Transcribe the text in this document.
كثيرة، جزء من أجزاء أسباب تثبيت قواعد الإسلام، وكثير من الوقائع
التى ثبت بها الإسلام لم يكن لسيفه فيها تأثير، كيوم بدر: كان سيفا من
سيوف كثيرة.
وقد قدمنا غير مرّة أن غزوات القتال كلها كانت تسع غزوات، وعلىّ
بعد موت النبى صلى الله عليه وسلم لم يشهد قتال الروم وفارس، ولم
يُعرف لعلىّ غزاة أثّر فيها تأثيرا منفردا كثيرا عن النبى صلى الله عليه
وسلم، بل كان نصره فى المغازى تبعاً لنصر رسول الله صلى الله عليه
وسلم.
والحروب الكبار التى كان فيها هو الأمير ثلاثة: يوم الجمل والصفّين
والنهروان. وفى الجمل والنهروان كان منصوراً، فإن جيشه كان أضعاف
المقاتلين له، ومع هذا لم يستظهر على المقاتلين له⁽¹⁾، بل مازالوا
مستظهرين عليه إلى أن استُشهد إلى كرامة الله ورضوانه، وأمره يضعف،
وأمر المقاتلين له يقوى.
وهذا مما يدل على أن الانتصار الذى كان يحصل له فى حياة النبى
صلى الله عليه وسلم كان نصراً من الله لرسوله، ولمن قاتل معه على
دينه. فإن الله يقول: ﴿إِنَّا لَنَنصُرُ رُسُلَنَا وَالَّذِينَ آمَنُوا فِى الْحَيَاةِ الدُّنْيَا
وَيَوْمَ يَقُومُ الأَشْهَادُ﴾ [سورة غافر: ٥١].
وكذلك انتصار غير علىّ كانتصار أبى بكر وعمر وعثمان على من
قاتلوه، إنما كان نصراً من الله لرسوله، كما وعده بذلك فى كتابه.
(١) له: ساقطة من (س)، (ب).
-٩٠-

....

Written problem – Output the whole listing above again, word for word.

Response to the task –
Transcribe the text in this document.
كثيرة، جزء من أجزاء أسباب تثبيت قواعد الإسلام، وكثير من الوقائع
التى ثبت بها الإسلام لم يكن لسيفه فيها تأثير، كيوم بدر: كان سيفا من
سيوف كثيرة.
وقد قدمنا غير مرّة أن غزوات القتال كلها كانت تسع غزوات، وعلىّ
بعد موت النبى صلى الله عليه وسلم لم يشهد قتال الروم وفارس، ولم
يُعرف لعلىّ غزاة أثّر فيها تأثيرا منفردا كثيرا عن النبى صلى الله عليه
وسلم، بل كان نصره فى المغازى تبعاً لنصر رسول الله صلى الله عليه
وسلم.
والحروب الكبار التى كان فيها هو الأمير ثلاثة: يوم الجمل والصفّين
والنهروان. وفى الجمل والنهروان كان منصوراً، فإن جيشه كان أضعاف
المقاتلين له، ومع هذا لم يستظهر على المقاتلين له⁽¹⁾، بل مازالوا
مستظهرين عليه إلى أن استُشهد إلى كرامة الله ورضوانه، وأمره يضعف،
وأمر المقاتلين له يقوى.
وهذا مما يدل على أن الانتصار الذى كان يحصل له فى حياة النبى
صلى الله عليه وسلم كان نصراً من الله لرسوله، ولمن قاتل معه على
دينه. فإن الله يقول: ﴿إِنَّا لَنَنصُرُ رُسُلَنَا وَالَّذِينَ آمَنُوا فِى الْحَيَاةِ الدُّنْيَا
وَيَوْمَ يَقُومُ الأَشْهَادُ﴾ [سورة غافر: ٥١].
وكذلك انتصار غير علىّ كانتصار أبى بكر وعمر وعثمان على من
قاتلوه، إنما كان نصراً من الله لرسوله، كما وعده بذلك فى كتابه.
(١) له: ساقطة من (س)، (ب).
-٩٠-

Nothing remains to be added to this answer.